§ **GOAL**: Give the entries again exactly, every one of them.

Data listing
**********
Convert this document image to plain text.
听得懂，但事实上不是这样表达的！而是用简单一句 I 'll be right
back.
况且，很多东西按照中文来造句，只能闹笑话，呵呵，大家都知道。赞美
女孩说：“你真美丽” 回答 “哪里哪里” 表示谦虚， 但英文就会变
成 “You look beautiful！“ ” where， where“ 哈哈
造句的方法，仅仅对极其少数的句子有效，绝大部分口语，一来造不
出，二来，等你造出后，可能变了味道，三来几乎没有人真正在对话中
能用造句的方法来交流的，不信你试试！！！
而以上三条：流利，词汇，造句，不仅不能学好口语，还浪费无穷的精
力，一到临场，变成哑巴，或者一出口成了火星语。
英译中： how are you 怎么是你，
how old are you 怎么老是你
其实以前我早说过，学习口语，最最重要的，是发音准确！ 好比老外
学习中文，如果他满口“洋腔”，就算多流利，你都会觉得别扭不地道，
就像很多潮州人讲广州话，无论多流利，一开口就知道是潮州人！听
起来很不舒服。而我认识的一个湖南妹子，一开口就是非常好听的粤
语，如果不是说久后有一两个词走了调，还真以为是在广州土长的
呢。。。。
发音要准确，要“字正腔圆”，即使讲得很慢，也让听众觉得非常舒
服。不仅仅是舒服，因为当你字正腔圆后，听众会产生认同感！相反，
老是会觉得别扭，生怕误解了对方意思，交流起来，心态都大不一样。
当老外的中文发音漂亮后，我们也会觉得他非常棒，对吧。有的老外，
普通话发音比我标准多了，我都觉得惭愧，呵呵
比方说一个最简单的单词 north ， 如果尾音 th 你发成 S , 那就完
**********
§ **RESPONSE**:
Convert this document image to plain text.
听得懂，但事实上不是这样表达的！而是用简单一句 I 'll be right
back.
况且，很多东西按照中文来造句，只能闹笑话，呵呵，大家都知道。赞美
女孩说：“你真美丽” 回答 “哪里哪里” 表示谦虚， 但英文就会变
成 “You look beautiful！“ ” where， where“ 哈哈
造句的方法，仅仅对极其少数的句子有效，绝大部分口语，一来造不
出，二来，等你造出后，可能变了味道，三来几乎没有人真正在对话中
能用造句的方法来交流的，不信你试试！！！
而以上三条：流利，词汇，造句，不仅不能学好口语，还浪费无穷的精
力，一到临场，变成哑巴，或者一出口成了火星语。
英译中： how are you 怎么是你，
how old are you 怎么老是你
其实以前我早说过，学习口语，最最重要的，是发音准确！ 好比老外
学习中文，如果他满口“洋腔”，就算多流利，你都会觉得别扭不地道，
就像很多潮州人讲广州话，无论多流利，一开口就知道是潮州人！听
起来很不舒服。而我认识的一个湖南妹子，一开口就是非常好听的粤
语，如果不是说久后有一两个词走了调，还真以为是在广州土长的
呢。。。。
发音要准确，要“字正腔圆”，即使讲得很慢，也让听众觉得非常舒
服。不仅仅是舒服，因为当你字正腔圆后，听众会产生认同感！相反，
老是会觉得别扭，生怕误解了对方意思，交流起来，心态都大不一样。
当老外的中文发音漂亮后，我们也会觉得他非常棒，对吧。有的老外，
普通话发音比我标准多了，我都觉得惭愧，呵呵
比方说一个最简单的单词 north ， 如果尾音 th 你发成 S , 那就完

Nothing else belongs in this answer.